======== Supplied information

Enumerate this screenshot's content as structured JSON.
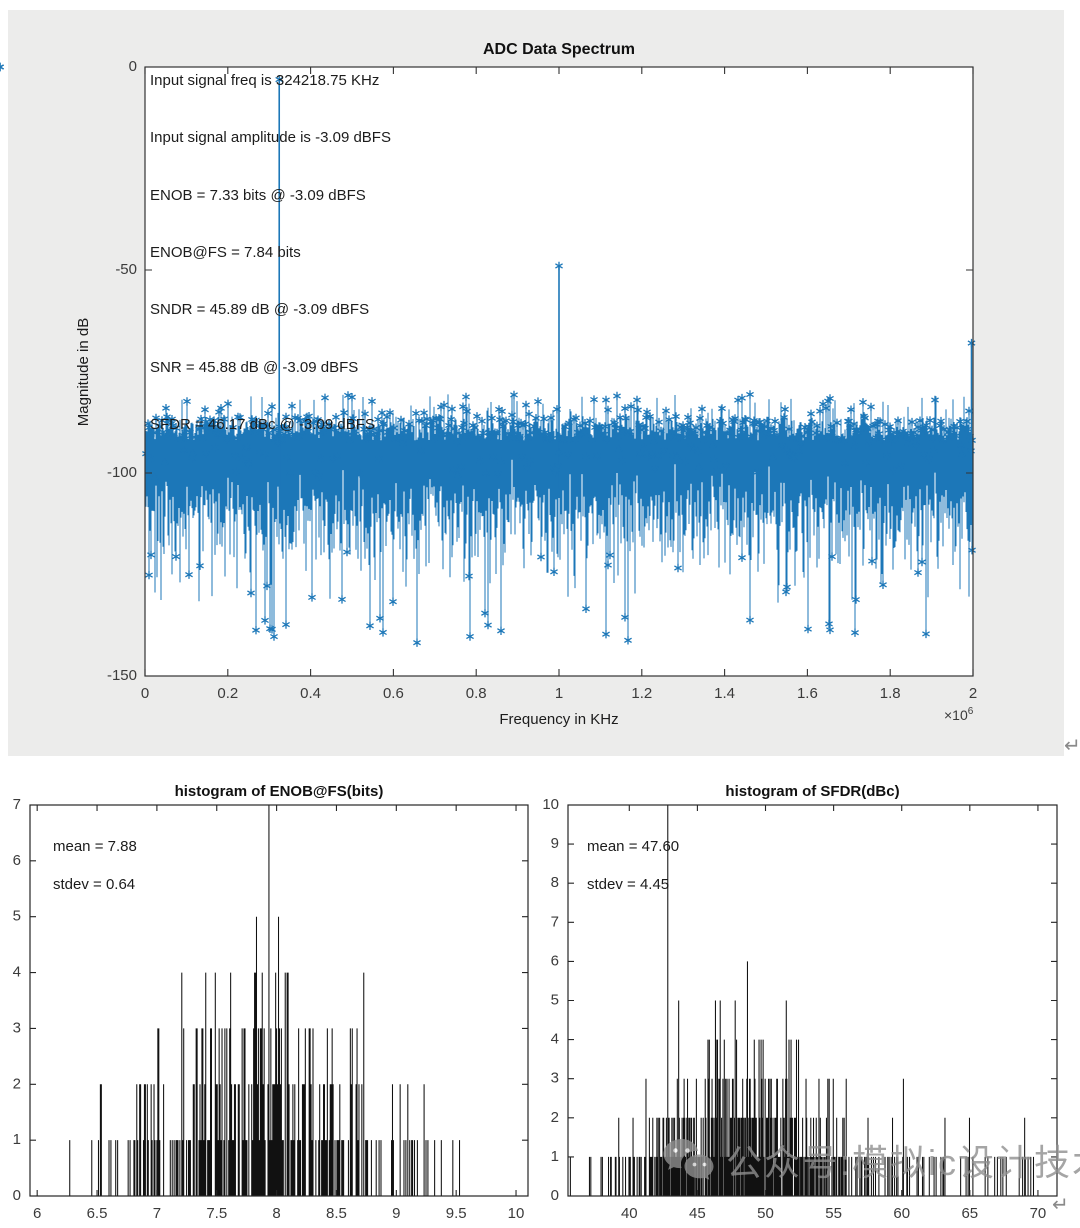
{
  "chart_data": [
    {
      "id": "adc-spectrum",
      "type": "line",
      "title": "ADC Data Spectrum",
      "xlabel": "Frequency in KHz",
      "x_multiplier": "×10^6",
      "ylabel": "Magnitude in dB",
      "xlim_khz": [
        0,
        2000000
      ],
      "ylim_db": [
        -150,
        0
      ],
      "xtick_labels": [
        "0",
        "0.2",
        "0.4",
        "0.6",
        "0.8",
        "1",
        "1.2",
        "1.4",
        "1.6",
        "1.8",
        "2"
      ],
      "ytick_labels": [
        "0",
        "-50",
        "-100",
        "-150"
      ],
      "grid": false,
      "line_color": "#1C77B8",
      "marker": "asterisk",
      "annotations": [
        "Input signal freq is 324218.75 KHz",
        "Input signal amplitude is -3.09 dBFS",
        "ENOB = 7.33 bits @ -3.09 dBFS",
        "ENOB@FS = 7.84 bits",
        "SNDR = 45.89 dB @ -3.09 dBFS",
        "SNR = 45.88 dB @ -3.09 dBFS",
        "SFDR = 46.17 dBc @ -3.09 dBFS"
      ],
      "metrics": {
        "input_freq_khz": 324218.75,
        "amplitude_dbfs": -3.09,
        "enob_bits": 7.33,
        "enob_fs_bits": 7.84,
        "sndr_db": 45.89,
        "snr_db": 45.88,
        "sfdr_dbc": 46.17
      },
      "tones": [
        {
          "freq_khz": 324218.75,
          "mag_db": -3.09,
          "name": "fundamental"
        },
        {
          "freq_khz": 1000000,
          "mag_db": -49,
          "name": "largest-spur"
        },
        {
          "freq_khz": 2000000,
          "mag_db": -68,
          "name": "edge-spur"
        }
      ],
      "noise_floor": {
        "mean_db": -105,
        "band_top_db": -86,
        "band_bottom_db": -112,
        "outlier_top_db": -80,
        "outlier_bottom_db": -142
      }
    },
    {
      "id": "enob-histogram",
      "type": "bar",
      "title": "histogram of ENOB@FS(bits)",
      "mean_label": "mean = 7.88",
      "stdev_label": "stdev = 0.64",
      "mean": 7.88,
      "stdev": 0.64,
      "bar_color": "#111111",
      "xlim": [
        5.94,
        10.1
      ],
      "ylim": [
        0,
        7
      ],
      "xtick_labels": [
        "6",
        "6.5",
        "7",
        "7.5",
        "8",
        "8.5",
        "9",
        "9.5",
        "10"
      ],
      "ytick_labels": [
        "0",
        "1",
        "2",
        "3",
        "4",
        "5",
        "6",
        "7"
      ],
      "samples": 380,
      "bin_width": 0.008,
      "tail_fraction": 0.0,
      "tail_range": [
        8.8,
        9.8
      ]
    },
    {
      "id": "sfdr-histogram",
      "type": "bar",
      "title": "histogram of SFDR(dBc)",
      "mean_label": "mean = 47.60",
      "stdev_label": "stdev = 4.45",
      "mean": 47.6,
      "stdev": 4.45,
      "bar_color": "#111111",
      "xlim": [
        35.5,
        71.4
      ],
      "ylim": [
        0,
        10
      ],
      "xtick_labels": [
        "40",
        "45",
        "50",
        "55",
        "60",
        "65",
        "70"
      ],
      "ytick_labels": [
        "0",
        "1",
        "2",
        "3",
        "4",
        "5",
        "6",
        "7",
        "8",
        "9",
        "10"
      ],
      "samples": 560,
      "bin_width": 0.05,
      "tail_fraction": 0.1,
      "tail_range": [
        53,
        70.5
      ]
    }
  ],
  "watermark": {
    "text": "公众号:模拟ic设计技术",
    "icon": "wechat-icon"
  },
  "page": {
    "return_mark": "↵"
  }
}
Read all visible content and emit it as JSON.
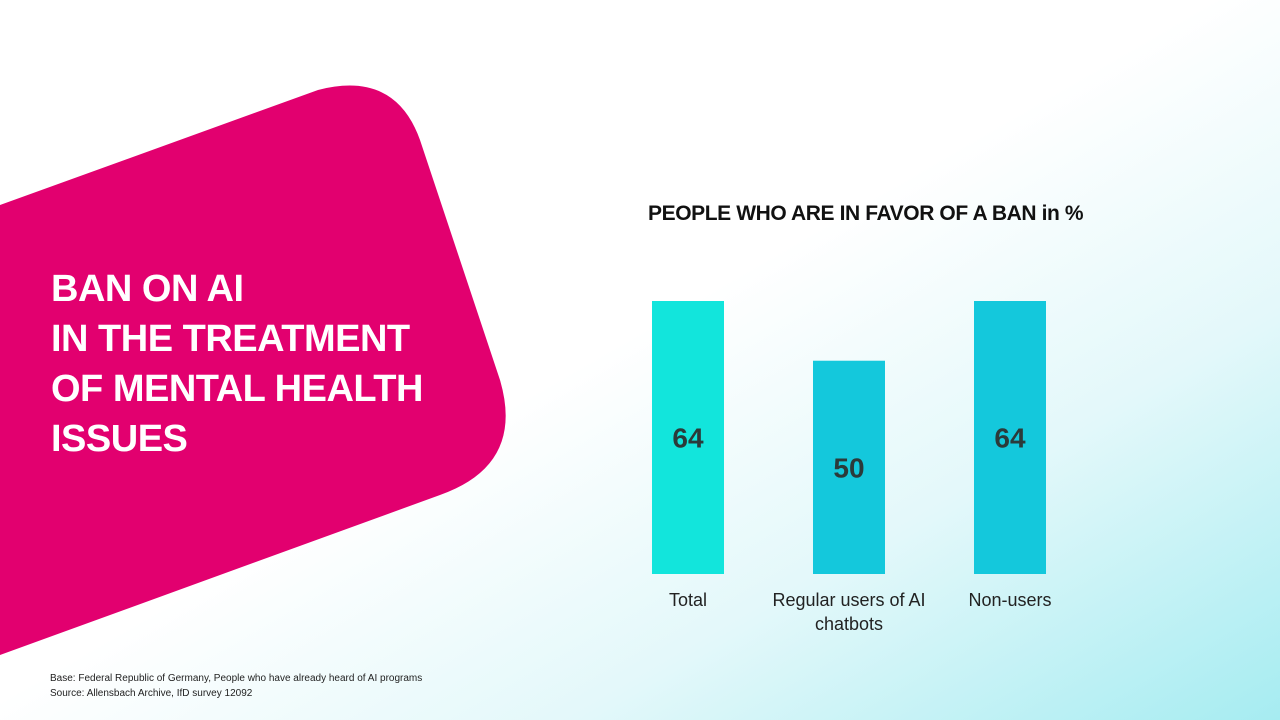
{
  "headline": [
    "BAN ON AI",
    "IN THE TREATMENT",
    "OF MENTAL HEALTH",
    "ISSUES"
  ],
  "colors": {
    "brand": "#e2006f",
    "bar_total": "#12e5dc",
    "bar_group": "#14c8dc",
    "value_text": "#2b3a3a"
  },
  "chart_data": {
    "type": "bar",
    "title": "PEOPLE WHO ARE IN FAVOR OF A BAN in %",
    "categories": [
      [
        "Total"
      ],
      [
        "Regular users of AI",
        "chatbots"
      ],
      [
        "Non-users"
      ]
    ],
    "values": [
      64,
      50,
      64
    ],
    "ylim": [
      0,
      64
    ],
    "grid": false,
    "legend": "none"
  },
  "footnote": {
    "base": "Base: Federal Republic of Germany, People who have already heard of AI programs",
    "source": "Source: Allensbach Archive, IfD survey 12092"
  }
}
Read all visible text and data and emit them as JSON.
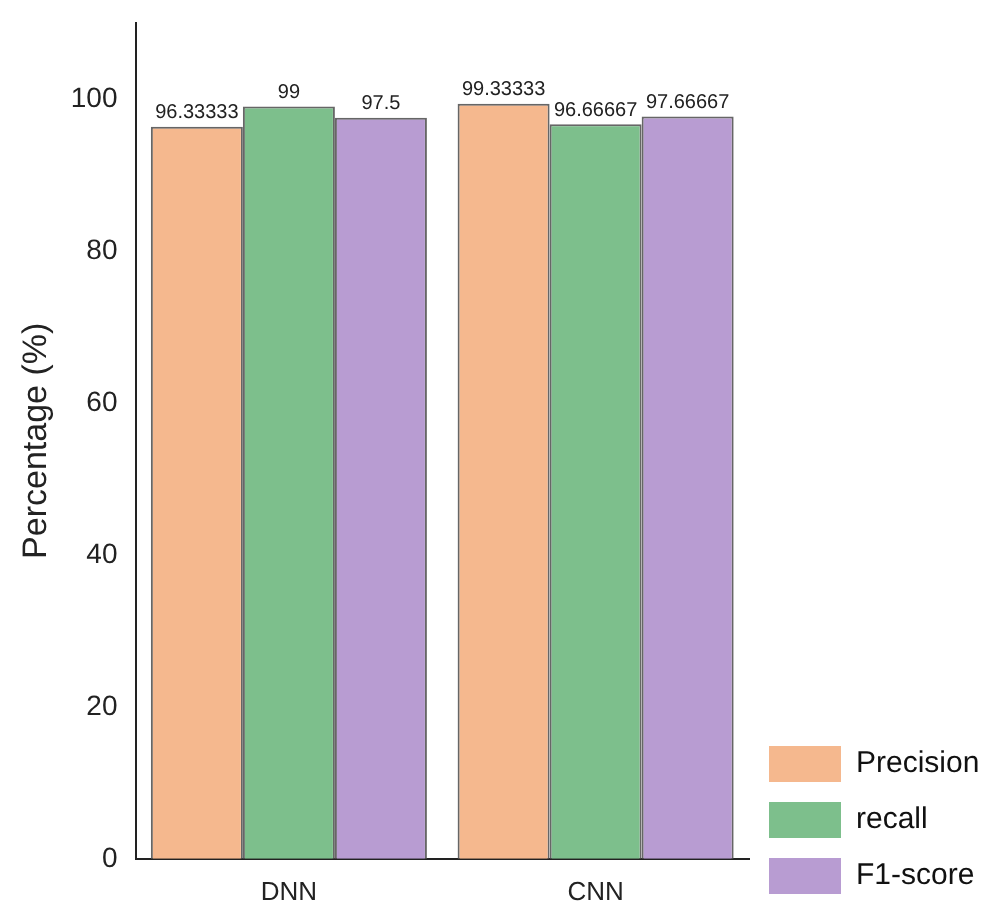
{
  "chart_data": {
    "type": "bar",
    "ylabel": "Percentage (%)",
    "categories": [
      "DNN",
      "CNN"
    ],
    "series": [
      {
        "name": "Precision",
        "color": "#f5b88e",
        "values": [
          96.33333,
          99.33333
        ]
      },
      {
        "name": "recall",
        "color": "#7dbf8c",
        "values": [
          99,
          96.66667
        ]
      },
      {
        "name": "F1-score",
        "color": "#b89cd2",
        "values": [
          97.5,
          97.66667
        ]
      }
    ],
    "ylim": [
      0,
      110
    ],
    "yticks": [
      0,
      20,
      40,
      60,
      80,
      100
    ],
    "grid": false,
    "legend": "bottom right",
    "data_labels": true
  }
}
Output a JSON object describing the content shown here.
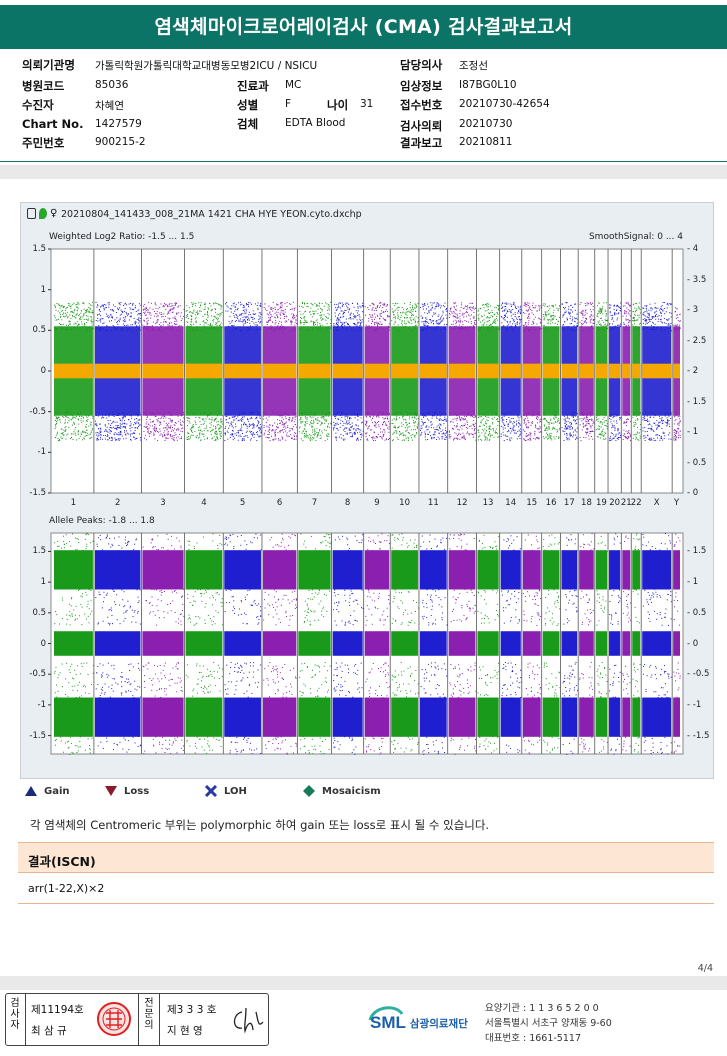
{
  "report_title": "염색체마이크로어레이검사 (CMA) 검사결과보고서",
  "info": {
    "institution_label": "의뢰기관명",
    "institution_value": "가톨릭학원가톨릭대학교대병동모병2ICU / NSICU",
    "attending_label": "담당의사",
    "attending_value": "조정선",
    "hospital_code_label": "병원코드",
    "hospital_code_value": "85036",
    "department_label": "진료과",
    "department_value": "MC",
    "clinical_info_label": "임상정보",
    "clinical_info_value": "I87BG0L10",
    "patient_label": "수진자",
    "patient_value": "차혜연",
    "sex_label": "성별",
    "sex_value": "F",
    "age_label": "나이",
    "age_value": "31",
    "receipt_label": "접수번호",
    "receipt_value": "20210730-42654",
    "chart_label": "Chart No.",
    "chart_value": "1427579",
    "specimen_label": "검체",
    "specimen_value": "EDTA Blood",
    "request_label": "검사의뢰",
    "request_value": "20210730",
    "resident_label": "주민번호",
    "resident_value": "900215-2",
    "report_label": "결과보고",
    "report_value": "20210811"
  },
  "figure": {
    "filename": "20210804_141433_008_21MA 1421 CHA HYE YEON.cyto.dxchp",
    "top_left_label": "Weighted Log2 Ratio: -1.5 ... 1.5",
    "top_right_label": "SmoothSignal: 0 ... 4",
    "bottom_left_label": "Allele Peaks: -1.8 ... 1.8",
    "top_left_ticks": [
      "1.5",
      "1",
      "0.5",
      "0",
      "-0.5",
      "-1",
      "-1.5"
    ],
    "top_right_ticks": [
      "4",
      "3.5",
      "3",
      "2.5",
      "2",
      "1.5",
      "1",
      "0.5",
      "0"
    ],
    "bottom_left_ticks": [
      "1.5",
      "1",
      "0.5",
      "0",
      "-0.5",
      "-1",
      "-1.5"
    ],
    "bottom_right_ticks": [
      "1.5",
      "1",
      "0.5",
      "0",
      "-0.5",
      "-1",
      "-1.5"
    ],
    "chromosomes": [
      "1",
      "2",
      "3",
      "4",
      "5",
      "6",
      "7",
      "8",
      "9",
      "10",
      "11",
      "12",
      "13",
      "14",
      "15",
      "16",
      "17",
      "18",
      "19",
      "20",
      "21",
      "22",
      "X",
      "Y"
    ],
    "colors": {
      "green": "#1a9a1a",
      "blue": "#1f1fcf",
      "purple": "#8a1fb0",
      "orange": "#f5a800",
      "background": "#e9eef3"
    }
  },
  "legend": {
    "gain": "Gain",
    "loss": "Loss",
    "loh": "LOH",
    "mosaicism": "Mosaicism",
    "gain_color": "#1b2a7a",
    "loss_color": "#8b1a2a",
    "loh_color": "#2a3aa0",
    "mosaicism_color": "#1a7a5a"
  },
  "note": "각 염색체의 Centromeric 부위는 polymorphic 하여 gain 또는 loss로 표시 될 수 있습니다.",
  "result": {
    "header": "결과(ISCN)",
    "value": "arr(1-22,X)×2"
  },
  "page": "4/4",
  "signature": {
    "inspector_label": "검사자",
    "inspector_no": "제11194호",
    "inspector_name": "최 삼 규",
    "reviewer_label": "전문의",
    "reviewer_no": "제3 3 3 호",
    "reviewer_name": "지 현 영"
  },
  "org": {
    "logo": "SML",
    "name": "삼광의료재단",
    "care_code": "요양기관 : 1 1 3 6 5 2 0 0",
    "address": "서울특별시 서초구 양재동 9-60",
    "phone": "대표번호 : 1661-5117"
  }
}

================

(Directive)
Collect the complete line wherever the string "stdev" appears in the records.

(Final answer)
      "stdev_label": "stdev = 0.64",
      "stdev": 0.64,
      "stdev_label": "stdev = 4.45",
      "stdev": 4.45,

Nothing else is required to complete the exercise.